> **SHORT EXERCISE**: Gather all lines from the material that contain the word "chart".

> **DATA SUPPLIED**:

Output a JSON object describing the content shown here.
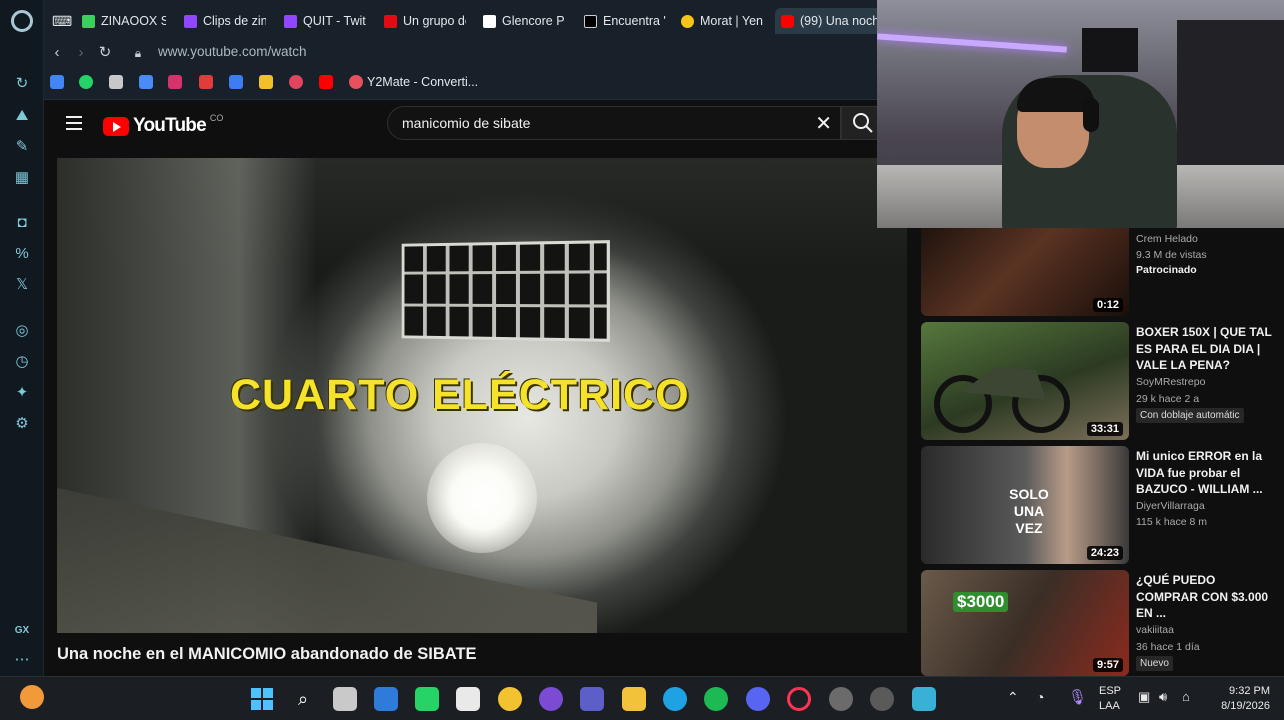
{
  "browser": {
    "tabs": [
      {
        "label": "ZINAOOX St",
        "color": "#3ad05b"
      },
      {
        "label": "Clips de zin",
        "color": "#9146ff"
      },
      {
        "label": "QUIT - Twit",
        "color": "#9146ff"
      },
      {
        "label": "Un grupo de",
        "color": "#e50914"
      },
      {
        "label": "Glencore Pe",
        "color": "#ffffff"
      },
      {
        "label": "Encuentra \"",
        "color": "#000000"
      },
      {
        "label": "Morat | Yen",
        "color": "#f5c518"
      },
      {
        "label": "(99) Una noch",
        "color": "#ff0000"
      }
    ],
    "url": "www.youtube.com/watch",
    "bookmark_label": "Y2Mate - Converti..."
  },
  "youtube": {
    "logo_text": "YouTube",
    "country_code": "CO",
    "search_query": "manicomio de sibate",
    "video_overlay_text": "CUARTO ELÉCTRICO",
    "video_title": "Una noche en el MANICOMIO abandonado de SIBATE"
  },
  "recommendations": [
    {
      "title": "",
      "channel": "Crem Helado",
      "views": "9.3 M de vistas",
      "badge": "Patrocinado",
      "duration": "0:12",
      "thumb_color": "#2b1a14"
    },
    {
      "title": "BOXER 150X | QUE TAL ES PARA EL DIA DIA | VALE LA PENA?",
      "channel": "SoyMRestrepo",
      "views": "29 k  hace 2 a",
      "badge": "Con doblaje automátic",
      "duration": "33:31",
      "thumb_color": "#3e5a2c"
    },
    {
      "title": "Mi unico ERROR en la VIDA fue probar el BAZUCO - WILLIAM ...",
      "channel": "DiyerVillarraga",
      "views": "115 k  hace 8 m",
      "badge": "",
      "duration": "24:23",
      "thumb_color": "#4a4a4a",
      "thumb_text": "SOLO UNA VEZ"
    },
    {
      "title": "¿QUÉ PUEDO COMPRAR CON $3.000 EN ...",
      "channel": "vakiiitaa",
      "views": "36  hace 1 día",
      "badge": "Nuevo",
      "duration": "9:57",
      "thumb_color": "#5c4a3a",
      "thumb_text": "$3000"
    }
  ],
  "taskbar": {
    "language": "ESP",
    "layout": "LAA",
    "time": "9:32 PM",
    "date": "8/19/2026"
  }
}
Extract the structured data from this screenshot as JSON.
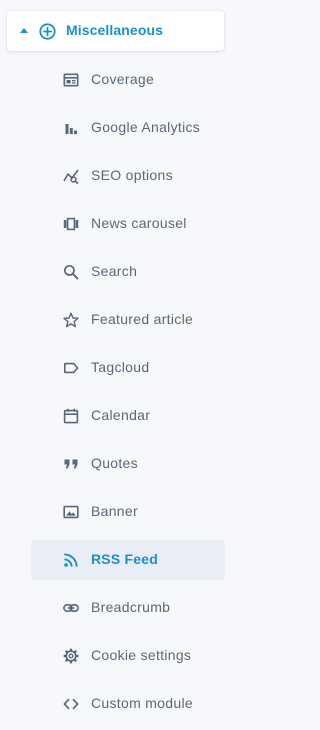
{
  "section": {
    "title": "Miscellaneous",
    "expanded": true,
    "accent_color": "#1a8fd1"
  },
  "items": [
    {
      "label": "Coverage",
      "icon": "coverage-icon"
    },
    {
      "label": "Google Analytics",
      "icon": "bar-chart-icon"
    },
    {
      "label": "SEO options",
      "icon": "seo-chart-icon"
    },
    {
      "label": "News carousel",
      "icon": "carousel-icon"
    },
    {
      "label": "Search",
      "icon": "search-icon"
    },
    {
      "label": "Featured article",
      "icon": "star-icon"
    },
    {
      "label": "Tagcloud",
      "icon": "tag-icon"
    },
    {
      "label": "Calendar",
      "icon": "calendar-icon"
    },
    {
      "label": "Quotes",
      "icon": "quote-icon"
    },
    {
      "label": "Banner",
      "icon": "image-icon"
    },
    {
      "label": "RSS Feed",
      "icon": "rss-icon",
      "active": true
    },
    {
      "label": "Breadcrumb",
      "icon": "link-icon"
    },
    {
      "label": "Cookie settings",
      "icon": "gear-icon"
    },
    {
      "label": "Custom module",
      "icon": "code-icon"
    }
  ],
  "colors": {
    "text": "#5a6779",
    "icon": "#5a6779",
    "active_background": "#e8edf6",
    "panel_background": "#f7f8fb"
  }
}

> **SOLUTION FOR THIS PROBLEM**:
      "icon": "bar-chart-icon"
      "icon": "seo-chart-icon"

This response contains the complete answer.